*** SUPPLIED MATERIAL ***
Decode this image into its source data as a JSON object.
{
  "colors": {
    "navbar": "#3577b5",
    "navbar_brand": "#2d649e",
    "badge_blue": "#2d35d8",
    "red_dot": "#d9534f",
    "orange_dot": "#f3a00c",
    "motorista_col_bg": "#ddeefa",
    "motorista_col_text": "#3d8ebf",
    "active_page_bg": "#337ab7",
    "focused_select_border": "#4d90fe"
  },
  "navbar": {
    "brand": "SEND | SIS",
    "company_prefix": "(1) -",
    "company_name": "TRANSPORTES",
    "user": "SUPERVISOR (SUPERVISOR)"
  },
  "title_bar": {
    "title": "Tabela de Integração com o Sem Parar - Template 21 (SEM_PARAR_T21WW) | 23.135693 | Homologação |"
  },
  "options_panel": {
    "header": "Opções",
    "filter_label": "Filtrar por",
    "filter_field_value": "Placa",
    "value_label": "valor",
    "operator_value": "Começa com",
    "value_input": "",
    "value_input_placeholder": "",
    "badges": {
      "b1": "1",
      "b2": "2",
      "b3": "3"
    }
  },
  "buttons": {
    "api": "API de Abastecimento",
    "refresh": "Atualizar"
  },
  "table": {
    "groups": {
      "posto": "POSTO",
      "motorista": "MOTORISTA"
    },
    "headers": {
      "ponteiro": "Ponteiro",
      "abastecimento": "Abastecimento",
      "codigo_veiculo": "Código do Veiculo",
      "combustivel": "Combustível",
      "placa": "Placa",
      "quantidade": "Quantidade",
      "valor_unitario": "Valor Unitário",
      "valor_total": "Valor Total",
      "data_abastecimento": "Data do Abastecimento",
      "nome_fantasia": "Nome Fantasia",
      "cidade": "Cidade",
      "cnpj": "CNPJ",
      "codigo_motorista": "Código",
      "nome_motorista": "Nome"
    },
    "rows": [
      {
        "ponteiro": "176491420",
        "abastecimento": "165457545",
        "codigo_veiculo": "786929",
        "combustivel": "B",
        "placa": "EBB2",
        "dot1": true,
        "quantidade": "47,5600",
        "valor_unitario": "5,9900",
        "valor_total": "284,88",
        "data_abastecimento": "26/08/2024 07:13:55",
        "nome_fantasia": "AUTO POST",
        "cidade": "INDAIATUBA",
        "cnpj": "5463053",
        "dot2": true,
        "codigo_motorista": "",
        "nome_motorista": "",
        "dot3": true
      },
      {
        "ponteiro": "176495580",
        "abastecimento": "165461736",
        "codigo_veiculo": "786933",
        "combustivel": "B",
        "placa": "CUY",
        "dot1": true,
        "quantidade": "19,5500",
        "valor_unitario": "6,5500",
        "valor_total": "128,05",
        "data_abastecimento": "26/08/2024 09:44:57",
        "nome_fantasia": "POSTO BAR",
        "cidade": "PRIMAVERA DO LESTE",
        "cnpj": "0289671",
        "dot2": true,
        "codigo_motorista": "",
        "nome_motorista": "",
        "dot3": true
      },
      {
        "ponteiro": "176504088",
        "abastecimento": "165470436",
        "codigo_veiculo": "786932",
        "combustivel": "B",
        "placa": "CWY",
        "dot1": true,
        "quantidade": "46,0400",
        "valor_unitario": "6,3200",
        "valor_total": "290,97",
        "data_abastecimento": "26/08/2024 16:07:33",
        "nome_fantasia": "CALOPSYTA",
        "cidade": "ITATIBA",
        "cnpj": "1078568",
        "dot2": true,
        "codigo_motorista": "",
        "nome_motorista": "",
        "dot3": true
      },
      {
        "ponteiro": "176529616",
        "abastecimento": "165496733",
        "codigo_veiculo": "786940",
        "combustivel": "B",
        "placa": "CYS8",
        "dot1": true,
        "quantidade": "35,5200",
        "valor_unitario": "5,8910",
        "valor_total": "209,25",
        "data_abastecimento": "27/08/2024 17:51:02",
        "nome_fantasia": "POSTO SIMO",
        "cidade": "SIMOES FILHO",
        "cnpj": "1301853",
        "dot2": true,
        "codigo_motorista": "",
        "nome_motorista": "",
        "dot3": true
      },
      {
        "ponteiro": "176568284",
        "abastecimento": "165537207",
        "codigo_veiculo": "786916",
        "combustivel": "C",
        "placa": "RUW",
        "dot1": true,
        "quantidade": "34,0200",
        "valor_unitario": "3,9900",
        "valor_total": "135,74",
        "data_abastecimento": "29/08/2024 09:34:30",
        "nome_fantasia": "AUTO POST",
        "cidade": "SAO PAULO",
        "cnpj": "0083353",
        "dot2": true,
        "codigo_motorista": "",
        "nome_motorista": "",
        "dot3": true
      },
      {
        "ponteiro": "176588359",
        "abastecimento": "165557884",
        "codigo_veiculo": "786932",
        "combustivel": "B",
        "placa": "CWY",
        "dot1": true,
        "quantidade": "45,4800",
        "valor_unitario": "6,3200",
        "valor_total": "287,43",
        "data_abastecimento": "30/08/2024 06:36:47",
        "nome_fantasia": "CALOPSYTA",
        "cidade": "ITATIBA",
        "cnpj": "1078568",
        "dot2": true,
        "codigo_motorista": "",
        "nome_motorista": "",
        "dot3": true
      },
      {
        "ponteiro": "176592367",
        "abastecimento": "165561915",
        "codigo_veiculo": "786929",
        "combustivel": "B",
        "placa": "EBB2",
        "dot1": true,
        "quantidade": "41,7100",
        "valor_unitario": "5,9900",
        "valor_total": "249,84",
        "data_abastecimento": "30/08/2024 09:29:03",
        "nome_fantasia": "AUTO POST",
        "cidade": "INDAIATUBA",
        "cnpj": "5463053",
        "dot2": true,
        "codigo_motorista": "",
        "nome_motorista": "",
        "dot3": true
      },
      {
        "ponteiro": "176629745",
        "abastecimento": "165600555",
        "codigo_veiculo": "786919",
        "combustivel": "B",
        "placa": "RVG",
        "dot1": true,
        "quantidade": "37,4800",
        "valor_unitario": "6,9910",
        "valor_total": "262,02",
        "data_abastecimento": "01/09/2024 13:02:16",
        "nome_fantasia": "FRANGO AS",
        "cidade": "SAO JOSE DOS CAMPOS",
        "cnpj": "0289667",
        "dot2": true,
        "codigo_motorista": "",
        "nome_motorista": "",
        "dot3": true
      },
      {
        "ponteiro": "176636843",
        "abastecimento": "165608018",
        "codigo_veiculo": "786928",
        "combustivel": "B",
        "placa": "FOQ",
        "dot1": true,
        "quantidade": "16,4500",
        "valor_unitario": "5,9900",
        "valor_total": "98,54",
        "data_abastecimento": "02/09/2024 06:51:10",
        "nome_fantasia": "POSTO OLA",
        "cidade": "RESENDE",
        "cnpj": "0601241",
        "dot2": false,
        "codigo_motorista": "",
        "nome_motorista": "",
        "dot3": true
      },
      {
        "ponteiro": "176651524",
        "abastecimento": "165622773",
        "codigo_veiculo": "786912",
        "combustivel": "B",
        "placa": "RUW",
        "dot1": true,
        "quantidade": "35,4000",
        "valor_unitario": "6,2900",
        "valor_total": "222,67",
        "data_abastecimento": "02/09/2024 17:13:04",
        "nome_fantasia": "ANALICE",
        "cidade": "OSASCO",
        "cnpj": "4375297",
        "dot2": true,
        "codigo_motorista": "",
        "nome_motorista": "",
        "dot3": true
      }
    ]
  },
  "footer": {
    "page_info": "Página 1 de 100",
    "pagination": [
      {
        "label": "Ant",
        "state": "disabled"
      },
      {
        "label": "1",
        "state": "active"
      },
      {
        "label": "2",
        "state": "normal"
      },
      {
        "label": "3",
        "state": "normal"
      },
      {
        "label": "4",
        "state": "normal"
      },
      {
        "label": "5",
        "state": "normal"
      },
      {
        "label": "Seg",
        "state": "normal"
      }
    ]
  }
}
***
Return the listing above word for word.

Decode this image into its source data as a JSON object.
{
  "colors": {
    "navbar": "#3577b5",
    "navbar_brand": "#2d649e",
    "badge_blue": "#2d35d8",
    "red_dot": "#d9534f",
    "orange_dot": "#f3a00c",
    "motorista_col_bg": "#ddeefa",
    "motorista_col_text": "#3d8ebf",
    "active_page_bg": "#337ab7",
    "focused_select_border": "#4d90fe"
  },
  "navbar": {
    "brand": "SEND | SIS",
    "company_prefix": "(1) -",
    "company_name": "TRANSPORTES",
    "user": "SUPERVISOR (SUPERVISOR)"
  },
  "title_bar": {
    "title": "Tabela de Integração com o Sem Parar - Template 21 (SEM_PARAR_T21WW) | 23.135693 | Homologação |"
  },
  "options_panel": {
    "header": "Opções",
    "filter_label": "Filtrar por",
    "filter_field_value": "Placa",
    "value_label": "valor",
    "operator_value": "Começa com",
    "value_input": "",
    "value_input_placeholder": "",
    "badges": {
      "b1": "1",
      "b2": "2",
      "b3": "3"
    }
  },
  "buttons": {
    "api": "API de Abastecimento",
    "refresh": "Atualizar"
  },
  "table": {
    "groups": {
      "posto": "POSTO",
      "motorista": "MOTORISTA"
    },
    "headers": {
      "ponteiro": "Ponteiro",
      "abastecimento": "Abastecimento",
      "codigo_veiculo": "Código do Veiculo",
      "combustivel": "Combustível",
      "placa": "Placa",
      "quantidade": "Quantidade",
      "valor_unitario": "Valor Unitário",
      "valor_total": "Valor Total",
      "data_abastecimento": "Data do Abastecimento",
      "nome_fantasia": "Nome Fantasia",
      "cidade": "Cidade",
      "cnpj": "CNPJ",
      "codigo_motorista": "Código",
      "nome_motorista": "Nome"
    },
    "rows": [
      {
        "ponteiro": "176491420",
        "abastecimento": "165457545",
        "codigo_veiculo": "786929",
        "combustivel": "B",
        "placa": "EBB2",
        "dot1": true,
        "quantidade": "47,5600",
        "valor_unitario": "5,9900",
        "valor_total": "284,88",
        "data_abastecimento": "26/08/2024 07:13:55",
        "nome_fantasia": "AUTO POST",
        "cidade": "INDAIATUBA",
        "cnpj": "5463053",
        "dot2": true,
        "codigo_motorista": "",
        "nome_motorista": "",
        "dot3": true
      },
      {
        "ponteiro": "176495580",
        "abastecimento": "165461736",
        "codigo_veiculo": "786933",
        "combustivel": "B",
        "placa": "CUY",
        "dot1": true,
        "quantidade": "19,5500",
        "valor_unitario": "6,5500",
        "valor_total": "128,05",
        "data_abastecimento": "26/08/2024 09:44:57",
        "nome_fantasia": "POSTO BAR",
        "cidade": "PRIMAVERA DO LESTE",
        "cnpj": "0289671",
        "dot2": true,
        "codigo_motorista": "",
        "nome_motorista": "",
        "dot3": true
      },
      {
        "ponteiro": "176504088",
        "abastecimento": "165470436",
        "codigo_veiculo": "786932",
        "combustivel": "B",
        "placa": "CWY",
        "dot1": true,
        "quantidade": "46,0400",
        "valor_unitario": "6,3200",
        "valor_total": "290,97",
        "data_abastecimento": "26/08/2024 16:07:33",
        "nome_fantasia": "CALOPSYTA",
        "cidade": "ITATIBA",
        "cnpj": "1078568",
        "dot2": true,
        "codigo_motorista": "",
        "nome_motorista": "",
        "dot3": true
      },
      {
        "ponteiro": "176529616",
        "abastecimento": "165496733",
        "codigo_veiculo": "786940",
        "combustivel": "B",
        "placa": "CYS8",
        "dot1": true,
        "quantidade": "35,5200",
        "valor_unitario": "5,8910",
        "valor_total": "209,25",
        "data_abastecimento": "27/08/2024 17:51:02",
        "nome_fantasia": "POSTO SIMO",
        "cidade": "SIMOES FILHO",
        "cnpj": "1301853",
        "dot2": true,
        "codigo_motorista": "",
        "nome_motorista": "",
        "dot3": true
      },
      {
        "ponteiro": "176568284",
        "abastecimento": "165537207",
        "codigo_veiculo": "786916",
        "combustivel": "C",
        "placa": "RUW",
        "dot1": true,
        "quantidade": "34,0200",
        "valor_unitario": "3,9900",
        "valor_total": "135,74",
        "data_abastecimento": "29/08/2024 09:34:30",
        "nome_fantasia": "AUTO POST",
        "cidade": "SAO PAULO",
        "cnpj": "0083353",
        "dot2": true,
        "codigo_motorista": "",
        "nome_motorista": "",
        "dot3": true
      },
      {
        "ponteiro": "176588359",
        "abastecimento": "165557884",
        "codigo_veiculo": "786932",
        "combustivel": "B",
        "placa": "CWY",
        "dot1": true,
        "quantidade": "45,4800",
        "valor_unitario": "6,3200",
        "valor_total": "287,43",
        "data_abastecimento": "30/08/2024 06:36:47",
        "nome_fantasia": "CALOPSYTA",
        "cidade": "ITATIBA",
        "cnpj": "1078568",
        "dot2": true,
        "codigo_motorista": "",
        "nome_motorista": "",
        "dot3": true
      },
      {
        "ponteiro": "176592367",
        "abastecimento": "165561915",
        "codigo_veiculo": "786929",
        "combustivel": "B",
        "placa": "EBB2",
        "dot1": true,
        "quantidade": "41,7100",
        "valor_unitario": "5,9900",
        "valor_total": "249,84",
        "data_abastecimento": "30/08/2024 09:29:03",
        "nome_fantasia": "AUTO POST",
        "cidade": "INDAIATUBA",
        "cnpj": "5463053",
        "dot2": true,
        "codigo_motorista": "",
        "nome_motorista": "",
        "dot3": true
      },
      {
        "ponteiro": "176629745",
        "abastecimento": "165600555",
        "codigo_veiculo": "786919",
        "combustivel": "B",
        "placa": "RVG",
        "dot1": true,
        "quantidade": "37,4800",
        "valor_unitario": "6,9910",
        "valor_total": "262,02",
        "data_abastecimento": "01/09/2024 13:02:16",
        "nome_fantasia": "FRANGO AS",
        "cidade": "SAO JOSE DOS CAMPOS",
        "cnpj": "0289667",
        "dot2": true,
        "codigo_motorista": "",
        "nome_motorista": "",
        "dot3": true
      },
      {
        "ponteiro": "176636843",
        "abastecimento": "165608018",
        "codigo_veiculo": "786928",
        "combustivel": "B",
        "placa": "FOQ",
        "dot1": true,
        "quantidade": "16,4500",
        "valor_unitario": "5,9900",
        "valor_total": "98,54",
        "data_abastecimento": "02/09/2024 06:51:10",
        "nome_fantasia": "POSTO OLA",
        "cidade": "RESENDE",
        "cnpj": "0601241",
        "dot2": false,
        "codigo_motorista": "",
        "nome_motorista": "",
        "dot3": true
      },
      {
        "ponteiro": "176651524",
        "abastecimento": "165622773",
        "codigo_veiculo": "786912",
        "combustivel": "B",
        "placa": "RUW",
        "dot1": true,
        "quantidade": "35,4000",
        "valor_unitario": "6,2900",
        "valor_total": "222,67",
        "data_abastecimento": "02/09/2024 17:13:04",
        "nome_fantasia": "ANALICE",
        "cidade": "OSASCO",
        "cnpj": "4375297",
        "dot2": true,
        "codigo_motorista": "",
        "nome_motorista": "",
        "dot3": true
      }
    ]
  },
  "footer": {
    "page_info": "Página 1 de 100",
    "pagination": [
      {
        "label": "Ant",
        "state": "disabled"
      },
      {
        "label": "1",
        "state": "active"
      },
      {
        "label": "2",
        "state": "normal"
      },
      {
        "label": "3",
        "state": "normal"
      },
      {
        "label": "4",
        "state": "normal"
      },
      {
        "label": "5",
        "state": "normal"
      },
      {
        "label": "Seg",
        "state": "normal"
      }
    ]
  }
}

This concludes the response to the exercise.